§ Extrait choisi:
══════════════════════════════

C’est ainsi, par exemple, que l’élection du président du groupe parlementaire UNR en avril 1959 ne va pas sans difficultés : Louis Terrenoire, réputé « modéré », n’est élu qu’au second tour de scrutin, par 124 voix contre 72 à son adversaire, Jean-Baptiste Biaggi, ardent défenseur de l’Algérie française. Les dirigeants gaullistes n’ont alors de cesse d’essayer de mettre de l’ordre dans leurs troupes. Lancée par J. Chaban-Delmas à Bordeaux, le 15 novembre 1959, au cours des premières Assises nationales de l’UNR, la célèbre formule du « domaine réservé » présidentiel est ainsi inventée essentiellement dans le but de discipliner les soutiens parlementaires du Président, alors que le général de Gaulle vient de se prononcer pour un processus d’autodétermination en Algérie (septembre 1959) et cela contre la doctrine « intégrationniste » du gouvernement mais aussi d’une majorité des parlementaires de l’UNR (neuf députés démissionneront du groupe parlementaire en octobre).

Mais cela n’empêche pas une critique importante de la pratique gaullienne par les hiérarques gaullistes. C’est ainsi, par exemple, que J. Chaban-Delmas se plaint publiquement, en juillet 1961, de l’emprise du gouvernement sur l’ordre du jour du Parlement : « La direction des travaux de l’Assemblée par le gouvernement ne saurait […] étouffer l’initiative parlementaire, à moins d’un détournement débouchant sur un abus de pouvoir ». Surtout, le périmètre de la majorité, déjà incertain, ne cesse de s’amenuiser. En trois ans, près de 150 députés abandonnent progressivement le gouvernement.

Si les gouvernements de Michel Debré puis de Georges Pompidou résistent à l’effritement de la majorité c’est en utilisant à outrance les nouveaux instruments de disciplinarisation du travail parlementaire mises en place par la nouvelle Constitution (et notamment la législation par ordonnances), mais c’est surtout en raison du spectre de la guerre d’Algérie. Les oppositions – l’on ne peut parler ici au singulier – convergent occasionnellement sur les questions constitutionnelles, agricoles ou européennes, sans réelles conséquences. Il faut attendre la fin de la guerre l’Algérie pour qu’elles votent de concert, en novembre 1962, une motion de censure dirigée contre le gouvernement de Georges Pompidou, mais visant en réalité Charles de Gaulle et son projet de révision de la Constitution visant à faire élire le président de la République au suffrage universel direct. On connaît la suite : le général de Gaulle dissout l’Assemblée nationale et les élections législatives qui suivent lui procurent une majorité parlementaire. Le « fait majoritaire » est né.

══════════════════════════════

§ Données brutes:
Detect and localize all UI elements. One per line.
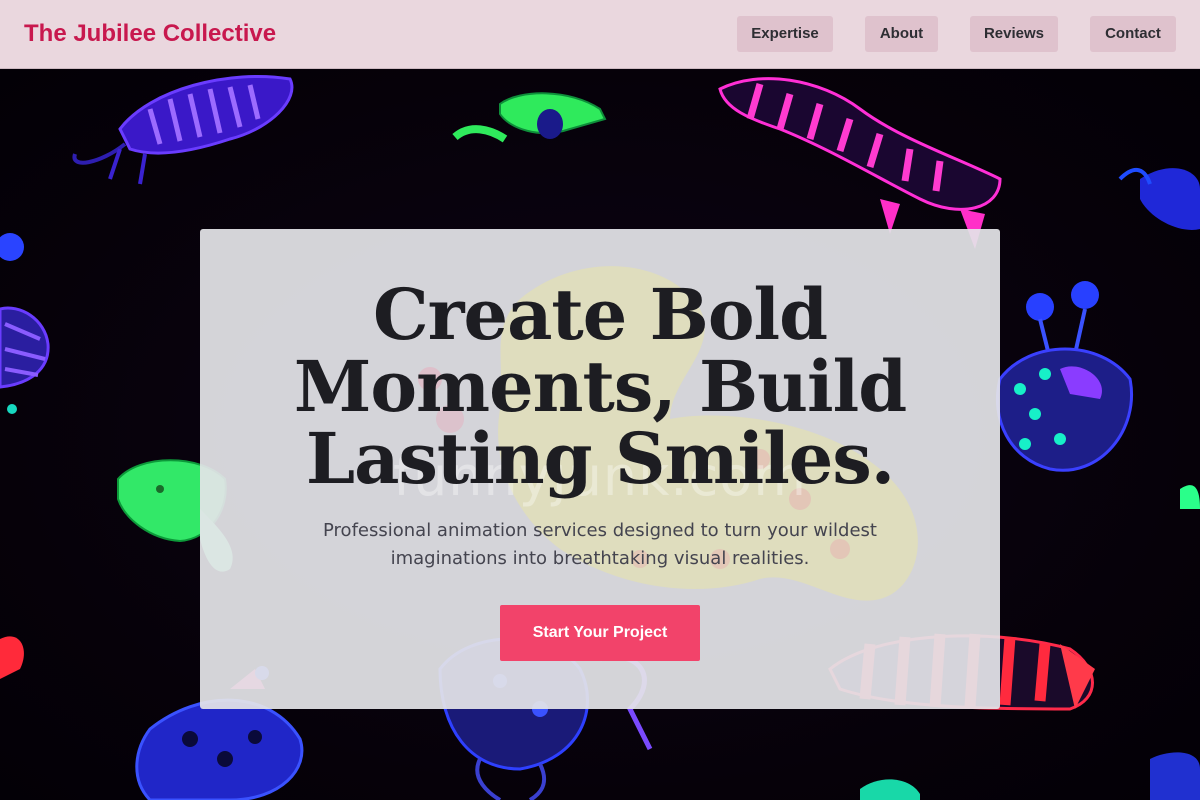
nav-reviews-button[interactable]: Reviews (970, 16, 1058, 52)
spotted-creature-illustration (995, 281, 1133, 472)
purple-creature-illustration (72, 75, 294, 185)
blue-bug-illustration (1118, 168, 1200, 230)
nav-about-button[interactable]: About (865, 16, 938, 52)
left-purple-creature-illustration (0, 233, 50, 414)
hero-title: Create Bold Moments, Build Lasting Smile… (293, 273, 907, 500)
hero-section: funnyjunk.com Create Bold Moments, Build… (0, 69, 1200, 800)
pink-striped-creature-illustration (718, 77, 1002, 249)
green-bird-illustration (452, 92, 607, 143)
hero-subtitle: Professional animation services designed… (323, 520, 877, 569)
hero-card: funnyjunk.com Create Bold Moments, Build… (200, 229, 1000, 709)
nav-expertise-button[interactable]: Expertise (737, 16, 833, 52)
start-project-button[interactable]: Start Your Project (500, 605, 700, 661)
brand-logo[interactable]: The Jubilee Collective (24, 18, 276, 50)
site-header: The Jubilee Collective Expertise About R… (0, 0, 1200, 69)
nav-contact-button[interactable]: Contact (1090, 16, 1176, 52)
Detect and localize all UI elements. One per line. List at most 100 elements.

══════════════════════════════

§ Travail demandé:
- A) D'après l'extrait sur la majorité gaulliste, avec combien de voix Louis Terrenoire est-il élu au second tour en avril 1959 ?
- B) Poursuivez l'extrait sur la majorité gaulliste après sa dernière phrase.
Ces enregistrements n'ont aucun lien avec l'extrait sur la majorité gaulliste.

§ Résultats par tâche:
- A) Avec 124 voix, contre 72 pour Jean-Baptiste Biaggi.

- B)
1988 : gouverner avec le 49.3

À l’issue des deux tours de l’élection présidentielle de 1988, qui se déroulent en période de cohabitation, François Mitterrand se succède à lui-même après avoir recueilli sur son nom 54 % des suffrages exprimés. Avant même la proclamation officielle des résultats par le Conseil constitutionnel, Jacques Chirac lui remet sa démission et celle de son gouvernement. Deux jours plus tard, le 12 mai, Michel Rocard est nommé Premier ministre. Son gouvernement, qui ne compte que 25 socialistes sur 42 membres, est formé sous le signe de « l’ouverture » : y participent trois anciens ministres de Valéry Giscard d’Estaing et quelques personnalités de la « société civile ». Mais la stratégie de « débauchage » ambiguë du président de la République – il se refuse à toute négociation sur un programme de gouvernement – échoue en grande partie et M. Rocard n’arrive pas à attirer dans son gouvernement des personnalités centristes de premier plan.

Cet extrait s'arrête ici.